• [Operazioni da svolgere]:
- A) Elenca tutte le istituzioni italiane menzionate nel testo sulla maternità surrogata.
- B) Secondo il testo sulla maternità surrogata, in quale giorno è stata depositata la sentenza della Consulta n. 272?
- C) Nel testo sulla maternità surrogata, riscrivi il tratto compreso tra "Al rientro in" e "la maternità surrogata.", sostituendo "Milano" con "Torino".

___ Testo estratto ___

Con la sentenza della Consulta n. 272, depositata lo scorso 18 dicembre si inizia a parlare di un tema molto importante del quale ancora si sa ben poco: la responsabilità dei giudici di valutare l’interesse del bambino nato con maternità surrogata: la decisione di “togliere” o lasciare il bambino nato con madre surrogata non è quindi una cosa automatica ma va valutata in base alla situazione che si viene a creare.
La vicenda.
Il fatto che ha portato a tale dichiarazione prende spunto da una coppia di genitori milanesi che, dopo una grave malattia della donna, si trovavano impossibilitati ad avere un figlio.
La coppia si è recata in India alla ricerca di una madre surrogata. Così, l’uomo ha donato il proprio seme che è stato impiantato nell’ovulo di una donatrice.
Al rientro in Italia, la coppia aveva chiesto la trascrizione agli atti di nascita del bambino che, secondo la prassi indiana, risultava figlio dei due italiani. Tale trascrizione era stata rifiutata dall’ Ufficio dello stato civile di Milano che ha segnalato alla Procura della Repubblica il sospetto che il bimbo fosse nato con la maternità surrogata.

___ Informazioni estratte ___

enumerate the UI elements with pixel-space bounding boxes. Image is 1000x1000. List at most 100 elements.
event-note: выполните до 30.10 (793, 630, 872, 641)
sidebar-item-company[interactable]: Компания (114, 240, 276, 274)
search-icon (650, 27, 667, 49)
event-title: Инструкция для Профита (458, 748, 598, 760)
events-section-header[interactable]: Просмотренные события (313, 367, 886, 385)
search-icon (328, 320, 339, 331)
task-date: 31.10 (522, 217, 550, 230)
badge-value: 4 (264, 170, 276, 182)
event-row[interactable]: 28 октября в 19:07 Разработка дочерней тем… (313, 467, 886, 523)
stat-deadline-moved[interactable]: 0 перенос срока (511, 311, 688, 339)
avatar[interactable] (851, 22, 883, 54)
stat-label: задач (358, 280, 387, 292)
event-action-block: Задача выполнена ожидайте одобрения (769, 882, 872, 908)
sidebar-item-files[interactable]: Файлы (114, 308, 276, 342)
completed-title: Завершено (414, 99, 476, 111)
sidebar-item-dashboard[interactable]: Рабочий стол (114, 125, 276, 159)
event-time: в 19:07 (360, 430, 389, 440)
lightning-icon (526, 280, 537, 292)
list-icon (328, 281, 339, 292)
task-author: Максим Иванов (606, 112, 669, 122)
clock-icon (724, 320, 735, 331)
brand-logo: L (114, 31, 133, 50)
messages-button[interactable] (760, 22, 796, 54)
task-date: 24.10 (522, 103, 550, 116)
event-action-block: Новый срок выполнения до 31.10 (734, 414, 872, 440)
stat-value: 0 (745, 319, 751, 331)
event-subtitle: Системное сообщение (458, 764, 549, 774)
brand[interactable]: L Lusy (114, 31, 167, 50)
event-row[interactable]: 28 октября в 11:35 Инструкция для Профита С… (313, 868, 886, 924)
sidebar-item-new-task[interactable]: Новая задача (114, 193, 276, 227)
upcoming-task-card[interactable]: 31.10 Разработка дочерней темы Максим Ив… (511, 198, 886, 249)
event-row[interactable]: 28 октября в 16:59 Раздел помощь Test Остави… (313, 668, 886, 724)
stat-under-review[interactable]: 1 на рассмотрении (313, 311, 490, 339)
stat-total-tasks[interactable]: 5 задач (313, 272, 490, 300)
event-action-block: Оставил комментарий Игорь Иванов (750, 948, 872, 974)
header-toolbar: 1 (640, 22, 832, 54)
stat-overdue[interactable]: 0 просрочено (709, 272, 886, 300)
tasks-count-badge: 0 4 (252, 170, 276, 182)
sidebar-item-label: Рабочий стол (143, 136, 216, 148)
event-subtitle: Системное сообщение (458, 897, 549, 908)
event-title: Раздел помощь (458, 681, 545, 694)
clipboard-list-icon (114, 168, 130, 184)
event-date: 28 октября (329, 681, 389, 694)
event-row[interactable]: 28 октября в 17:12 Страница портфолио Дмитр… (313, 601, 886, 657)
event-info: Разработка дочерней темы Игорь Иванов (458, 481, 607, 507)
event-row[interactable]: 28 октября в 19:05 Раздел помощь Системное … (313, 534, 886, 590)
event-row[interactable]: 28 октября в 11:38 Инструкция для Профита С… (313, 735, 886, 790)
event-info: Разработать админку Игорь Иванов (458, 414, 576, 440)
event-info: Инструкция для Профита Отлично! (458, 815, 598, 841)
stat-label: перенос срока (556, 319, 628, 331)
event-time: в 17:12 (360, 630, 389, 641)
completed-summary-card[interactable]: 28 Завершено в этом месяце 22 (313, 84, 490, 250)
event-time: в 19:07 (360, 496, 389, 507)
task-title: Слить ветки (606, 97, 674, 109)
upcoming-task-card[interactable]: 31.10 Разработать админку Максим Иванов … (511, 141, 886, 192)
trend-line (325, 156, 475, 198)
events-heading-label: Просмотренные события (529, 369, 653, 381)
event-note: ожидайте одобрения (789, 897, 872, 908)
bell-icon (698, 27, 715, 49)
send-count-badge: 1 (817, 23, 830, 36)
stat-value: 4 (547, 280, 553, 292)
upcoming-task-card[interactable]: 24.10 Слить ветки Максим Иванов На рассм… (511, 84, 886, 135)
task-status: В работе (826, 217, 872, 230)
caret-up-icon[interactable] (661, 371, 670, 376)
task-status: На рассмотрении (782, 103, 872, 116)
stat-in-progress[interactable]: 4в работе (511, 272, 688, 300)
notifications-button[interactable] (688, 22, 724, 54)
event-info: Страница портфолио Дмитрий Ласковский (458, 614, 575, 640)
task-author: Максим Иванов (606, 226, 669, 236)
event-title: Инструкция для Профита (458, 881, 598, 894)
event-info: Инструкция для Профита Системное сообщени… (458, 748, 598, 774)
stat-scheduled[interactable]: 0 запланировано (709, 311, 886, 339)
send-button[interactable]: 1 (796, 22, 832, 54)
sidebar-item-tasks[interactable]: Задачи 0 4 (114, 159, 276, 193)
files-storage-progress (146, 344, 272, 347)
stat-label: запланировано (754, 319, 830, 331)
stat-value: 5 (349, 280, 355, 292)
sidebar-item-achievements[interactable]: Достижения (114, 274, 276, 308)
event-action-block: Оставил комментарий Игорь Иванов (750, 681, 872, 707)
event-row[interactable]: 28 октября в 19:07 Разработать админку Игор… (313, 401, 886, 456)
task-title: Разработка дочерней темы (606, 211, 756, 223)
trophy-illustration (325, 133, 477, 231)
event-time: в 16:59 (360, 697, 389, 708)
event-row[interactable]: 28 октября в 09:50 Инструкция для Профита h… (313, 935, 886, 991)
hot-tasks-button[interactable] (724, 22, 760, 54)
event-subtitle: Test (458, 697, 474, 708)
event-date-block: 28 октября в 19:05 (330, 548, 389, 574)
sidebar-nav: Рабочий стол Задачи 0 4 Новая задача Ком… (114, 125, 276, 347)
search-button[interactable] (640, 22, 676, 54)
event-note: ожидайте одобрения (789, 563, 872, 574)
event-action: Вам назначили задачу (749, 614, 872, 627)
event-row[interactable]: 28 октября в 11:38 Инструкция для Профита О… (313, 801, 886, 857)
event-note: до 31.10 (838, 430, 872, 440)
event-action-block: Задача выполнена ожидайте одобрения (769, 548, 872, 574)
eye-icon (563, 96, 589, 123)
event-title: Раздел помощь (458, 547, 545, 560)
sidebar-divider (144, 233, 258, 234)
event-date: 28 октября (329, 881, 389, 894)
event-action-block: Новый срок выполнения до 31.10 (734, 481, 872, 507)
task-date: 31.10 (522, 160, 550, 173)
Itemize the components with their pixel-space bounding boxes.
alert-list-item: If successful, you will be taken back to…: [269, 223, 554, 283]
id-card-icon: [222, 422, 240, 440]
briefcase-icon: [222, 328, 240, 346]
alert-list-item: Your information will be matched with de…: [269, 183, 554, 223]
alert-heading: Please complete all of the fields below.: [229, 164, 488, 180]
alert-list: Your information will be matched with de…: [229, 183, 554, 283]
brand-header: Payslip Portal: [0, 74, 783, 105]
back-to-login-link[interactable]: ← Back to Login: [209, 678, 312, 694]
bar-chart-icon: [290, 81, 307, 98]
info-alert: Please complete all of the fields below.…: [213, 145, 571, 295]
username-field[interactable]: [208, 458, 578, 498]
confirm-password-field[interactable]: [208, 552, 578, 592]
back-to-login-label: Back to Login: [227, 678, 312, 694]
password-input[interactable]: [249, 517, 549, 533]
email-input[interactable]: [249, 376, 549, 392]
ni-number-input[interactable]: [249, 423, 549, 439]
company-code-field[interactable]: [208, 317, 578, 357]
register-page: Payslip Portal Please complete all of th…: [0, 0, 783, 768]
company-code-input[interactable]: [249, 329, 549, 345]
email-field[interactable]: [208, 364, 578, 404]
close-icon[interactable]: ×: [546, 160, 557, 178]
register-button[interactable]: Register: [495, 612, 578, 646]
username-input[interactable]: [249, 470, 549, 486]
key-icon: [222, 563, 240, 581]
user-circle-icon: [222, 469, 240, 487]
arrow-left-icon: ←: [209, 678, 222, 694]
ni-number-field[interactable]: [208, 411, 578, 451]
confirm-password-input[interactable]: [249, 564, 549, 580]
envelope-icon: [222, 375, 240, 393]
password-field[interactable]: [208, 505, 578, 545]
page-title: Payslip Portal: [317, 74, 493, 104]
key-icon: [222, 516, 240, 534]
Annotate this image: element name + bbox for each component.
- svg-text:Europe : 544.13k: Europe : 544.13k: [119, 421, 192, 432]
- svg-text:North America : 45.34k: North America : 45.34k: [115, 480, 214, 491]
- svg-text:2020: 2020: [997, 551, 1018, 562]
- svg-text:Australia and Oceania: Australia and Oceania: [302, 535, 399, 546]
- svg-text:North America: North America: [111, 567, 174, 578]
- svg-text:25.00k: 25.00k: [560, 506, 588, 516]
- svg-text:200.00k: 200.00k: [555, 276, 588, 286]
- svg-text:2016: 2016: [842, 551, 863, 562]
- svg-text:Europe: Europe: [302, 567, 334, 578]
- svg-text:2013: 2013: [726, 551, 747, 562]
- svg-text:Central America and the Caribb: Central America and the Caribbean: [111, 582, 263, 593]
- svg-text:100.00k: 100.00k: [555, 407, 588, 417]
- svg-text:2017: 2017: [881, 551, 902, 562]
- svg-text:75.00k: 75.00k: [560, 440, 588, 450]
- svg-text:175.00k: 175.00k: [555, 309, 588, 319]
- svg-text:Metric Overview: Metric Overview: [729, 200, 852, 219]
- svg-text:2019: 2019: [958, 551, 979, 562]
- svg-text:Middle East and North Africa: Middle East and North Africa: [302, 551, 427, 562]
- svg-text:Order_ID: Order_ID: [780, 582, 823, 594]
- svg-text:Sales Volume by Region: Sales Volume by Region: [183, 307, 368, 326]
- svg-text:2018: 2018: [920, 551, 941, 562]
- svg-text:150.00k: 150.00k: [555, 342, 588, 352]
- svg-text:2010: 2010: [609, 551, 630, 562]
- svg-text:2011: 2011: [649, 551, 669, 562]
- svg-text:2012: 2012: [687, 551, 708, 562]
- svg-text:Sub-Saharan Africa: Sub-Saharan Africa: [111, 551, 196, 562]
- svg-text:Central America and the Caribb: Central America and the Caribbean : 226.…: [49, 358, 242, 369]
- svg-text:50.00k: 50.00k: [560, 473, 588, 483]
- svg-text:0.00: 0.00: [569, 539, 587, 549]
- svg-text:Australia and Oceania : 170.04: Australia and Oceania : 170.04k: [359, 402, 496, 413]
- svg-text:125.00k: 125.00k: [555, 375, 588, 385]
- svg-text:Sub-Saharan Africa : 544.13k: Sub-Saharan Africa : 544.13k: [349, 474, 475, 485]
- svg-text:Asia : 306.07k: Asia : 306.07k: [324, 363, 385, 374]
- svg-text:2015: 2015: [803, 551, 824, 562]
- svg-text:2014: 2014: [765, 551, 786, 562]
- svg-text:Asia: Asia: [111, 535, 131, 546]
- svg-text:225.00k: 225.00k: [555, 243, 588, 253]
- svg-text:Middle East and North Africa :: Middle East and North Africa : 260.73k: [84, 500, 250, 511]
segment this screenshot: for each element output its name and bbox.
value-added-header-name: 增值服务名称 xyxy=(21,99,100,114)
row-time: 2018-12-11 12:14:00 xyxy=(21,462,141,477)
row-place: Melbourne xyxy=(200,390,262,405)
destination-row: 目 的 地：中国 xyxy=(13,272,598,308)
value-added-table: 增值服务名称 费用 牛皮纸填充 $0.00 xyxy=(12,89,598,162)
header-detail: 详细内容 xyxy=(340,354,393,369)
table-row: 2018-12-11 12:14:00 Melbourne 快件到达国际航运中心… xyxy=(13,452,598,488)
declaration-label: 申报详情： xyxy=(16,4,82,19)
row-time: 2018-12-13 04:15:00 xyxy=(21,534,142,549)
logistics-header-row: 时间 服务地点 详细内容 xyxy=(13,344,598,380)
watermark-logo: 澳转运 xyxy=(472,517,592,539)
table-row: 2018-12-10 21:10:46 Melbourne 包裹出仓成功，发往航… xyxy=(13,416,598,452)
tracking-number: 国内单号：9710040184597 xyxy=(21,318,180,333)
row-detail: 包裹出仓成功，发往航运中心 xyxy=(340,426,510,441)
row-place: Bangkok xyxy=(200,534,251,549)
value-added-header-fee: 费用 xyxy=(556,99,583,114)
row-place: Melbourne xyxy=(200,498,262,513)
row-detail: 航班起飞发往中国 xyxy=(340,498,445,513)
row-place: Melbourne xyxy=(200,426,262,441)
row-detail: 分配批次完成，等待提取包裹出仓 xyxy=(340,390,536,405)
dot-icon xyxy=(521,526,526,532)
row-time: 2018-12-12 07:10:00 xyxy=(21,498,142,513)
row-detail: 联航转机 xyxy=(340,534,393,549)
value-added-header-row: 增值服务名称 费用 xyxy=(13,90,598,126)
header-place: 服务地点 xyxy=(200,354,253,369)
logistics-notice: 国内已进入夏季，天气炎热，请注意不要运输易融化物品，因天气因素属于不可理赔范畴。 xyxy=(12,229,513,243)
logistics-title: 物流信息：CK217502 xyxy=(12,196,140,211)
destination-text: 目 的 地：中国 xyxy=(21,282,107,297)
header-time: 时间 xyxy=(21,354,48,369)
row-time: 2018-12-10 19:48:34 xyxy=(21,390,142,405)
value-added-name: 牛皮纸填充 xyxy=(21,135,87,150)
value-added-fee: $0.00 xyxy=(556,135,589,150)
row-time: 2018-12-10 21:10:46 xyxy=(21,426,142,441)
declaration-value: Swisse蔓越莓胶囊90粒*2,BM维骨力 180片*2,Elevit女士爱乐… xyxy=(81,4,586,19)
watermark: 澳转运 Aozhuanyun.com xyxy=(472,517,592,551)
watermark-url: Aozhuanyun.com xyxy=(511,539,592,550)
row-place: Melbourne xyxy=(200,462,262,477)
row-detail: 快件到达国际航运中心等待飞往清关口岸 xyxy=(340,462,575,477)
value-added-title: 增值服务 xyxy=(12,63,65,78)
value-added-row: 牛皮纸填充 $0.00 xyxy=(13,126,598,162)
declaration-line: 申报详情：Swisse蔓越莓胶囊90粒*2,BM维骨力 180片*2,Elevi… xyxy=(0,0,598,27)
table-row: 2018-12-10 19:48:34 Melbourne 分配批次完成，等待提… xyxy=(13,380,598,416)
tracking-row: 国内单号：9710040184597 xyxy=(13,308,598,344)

___

• [Esiti delle operazioni]:
- A) Il testo menziona la Consulta, l'Ufficio dello stato civile di Milano e la Procura della Repubblica.

- B) La sentenza è stata depositata il 18 dicembre.

- C)
Al rientro in Italia, la coppia aveva chiesto la trascrizione agli atti di nascita del bambino che, secondo la prassi indiana, risultava figlio dei due italiani. Tale trascrizione era stata rifiutata dall’ Ufficio dello stato civile di Torino che ha segnalato alla Procura della Repubblica il sospetto che il bimbo fosse nato con la maternità surrogata.